Problem to solve
Retype the listing that follows, exactly as written.

* start Working data *

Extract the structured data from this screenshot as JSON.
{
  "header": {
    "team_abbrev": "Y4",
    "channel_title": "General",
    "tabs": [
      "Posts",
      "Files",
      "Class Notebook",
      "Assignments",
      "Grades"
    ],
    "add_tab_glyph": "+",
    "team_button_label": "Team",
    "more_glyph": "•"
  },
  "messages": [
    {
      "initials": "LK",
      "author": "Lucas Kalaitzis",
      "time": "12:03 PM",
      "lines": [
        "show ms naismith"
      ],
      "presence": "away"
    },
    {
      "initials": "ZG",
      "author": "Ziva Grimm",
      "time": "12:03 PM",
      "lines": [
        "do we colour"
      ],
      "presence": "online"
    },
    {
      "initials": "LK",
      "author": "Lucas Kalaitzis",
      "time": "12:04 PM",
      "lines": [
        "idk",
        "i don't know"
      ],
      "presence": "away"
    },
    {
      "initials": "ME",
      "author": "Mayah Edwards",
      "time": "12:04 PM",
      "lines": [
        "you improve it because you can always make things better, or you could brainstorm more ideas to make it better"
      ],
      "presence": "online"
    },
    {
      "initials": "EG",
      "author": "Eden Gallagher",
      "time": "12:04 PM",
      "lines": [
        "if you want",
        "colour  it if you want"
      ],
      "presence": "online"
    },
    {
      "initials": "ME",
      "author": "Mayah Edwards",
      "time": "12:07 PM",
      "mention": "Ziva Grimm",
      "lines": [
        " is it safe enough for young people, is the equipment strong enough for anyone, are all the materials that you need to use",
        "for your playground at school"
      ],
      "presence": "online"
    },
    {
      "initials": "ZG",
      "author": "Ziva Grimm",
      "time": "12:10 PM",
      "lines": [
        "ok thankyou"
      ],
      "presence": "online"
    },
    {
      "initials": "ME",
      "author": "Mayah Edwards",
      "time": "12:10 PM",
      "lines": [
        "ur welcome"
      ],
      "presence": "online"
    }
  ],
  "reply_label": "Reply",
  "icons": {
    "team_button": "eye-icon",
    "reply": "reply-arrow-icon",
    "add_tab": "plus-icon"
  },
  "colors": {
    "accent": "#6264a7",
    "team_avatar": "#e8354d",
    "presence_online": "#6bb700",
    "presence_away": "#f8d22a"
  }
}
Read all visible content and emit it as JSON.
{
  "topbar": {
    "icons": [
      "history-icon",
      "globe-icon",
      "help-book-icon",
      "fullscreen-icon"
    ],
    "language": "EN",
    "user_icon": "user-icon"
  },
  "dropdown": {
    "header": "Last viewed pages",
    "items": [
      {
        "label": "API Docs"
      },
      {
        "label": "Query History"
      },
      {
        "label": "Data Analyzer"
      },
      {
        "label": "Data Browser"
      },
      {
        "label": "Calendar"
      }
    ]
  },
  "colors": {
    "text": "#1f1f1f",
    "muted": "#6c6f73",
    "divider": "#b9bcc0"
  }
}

* end Working data *

Solution for this problem
Extract the structured data from this screenshot as JSON.
{
  "header": {
    "team_abbrev": "Y4",
    "channel_title": "General",
    "tabs": [
      "Posts",
      "Files",
      "Class Notebook",
      "Assignments",
      "Grades"
    ],
    "add_tab_glyph": "+",
    "team_button_label": "Team",
    "more_glyph": "•"
  },
  "messages": [
    {
      "initials": "LK",
      "author": "Lucas Kalaitzis",
      "time": "12:03 PM",
      "lines": [
        "show ms naismith"
      ],
      "presence": "away"
    },
    {
      "initials": "ZG",
      "author": "Ziva Grimm",
      "time": "12:03 PM",
      "lines": [
        "do we colour"
      ],
      "presence": "online"
    },
    {
      "initials": "LK",
      "author": "Lucas Kalaitzis",
      "time": "12:04 PM",
      "lines": [
        "idk",
        "i don't know"
      ],
      "presence": "away"
    },
    {
      "initials": "ME",
      "author": "Mayah Edwards",
      "time": "12:04 PM",
      "lines": [
        "you improve it because you can always make things better, or you could brainstorm more ideas to make it better"
      ],
      "presence": "online"
    },
    {
      "initials": "EG",
      "author": "Eden Gallagher",
      "time": "12:04 PM",
      "lines": [
        "if you want",
        "colour  it if you want"
      ],
      "presence": "online"
    },
    {
      "initials": "ME",
      "author": "Mayah Edwards",
      "time": "12:07 PM",
      "mention": "Ziva Grimm",
      "lines": [
        " is it safe enough for young people, is the equipment strong enough for anyone, are all the materials that you need to use",
        "for your playground at school"
      ],
      "presence": "online"
    },
    {
      "initials": "ZG",
      "author": "Ziva Grimm",
      "time": "12:10 PM",
      "lines": [
        "ok thankyou"
      ],
      "presence": "online"
    },
    {
      "initials": "ME",
      "author": "Mayah Edwards",
      "time": "12:10 PM",
      "lines": [
        "ur welcome"
      ],
      "presence": "online"
    }
  ],
  "reply_label": "Reply",
  "icons": {
    "team_button": "eye-icon",
    "reply": "reply-arrow-icon",
    "add_tab": "plus-icon"
  },
  "colors": {
    "accent": "#6264a7",
    "team_avatar": "#e8354d",
    "presence_online": "#6bb700",
    "presence_away": "#f8d22a"
  }
}
Read all visible content and emit it as JSON.
{
  "topbar": {
    "icons": [
      "history-icon",
      "globe-icon",
      "help-book-icon",
      "fullscreen-icon"
    ],
    "language": "EN",
    "user_icon": "user-icon"
  },
  "dropdown": {
    "header": "Last viewed pages",
    "items": [
      {
        "label": "API Docs"
      },
      {
        "label": "Query History"
      },
      {
        "label": "Data Analyzer"
      },
      {
        "label": "Data Browser"
      },
      {
        "label": "Calendar"
      }
    ]
  },
  "colors": {
    "text": "#1f1f1f",
    "muted": "#6c6f73",
    "divider": "#b9bcc0"
  }
}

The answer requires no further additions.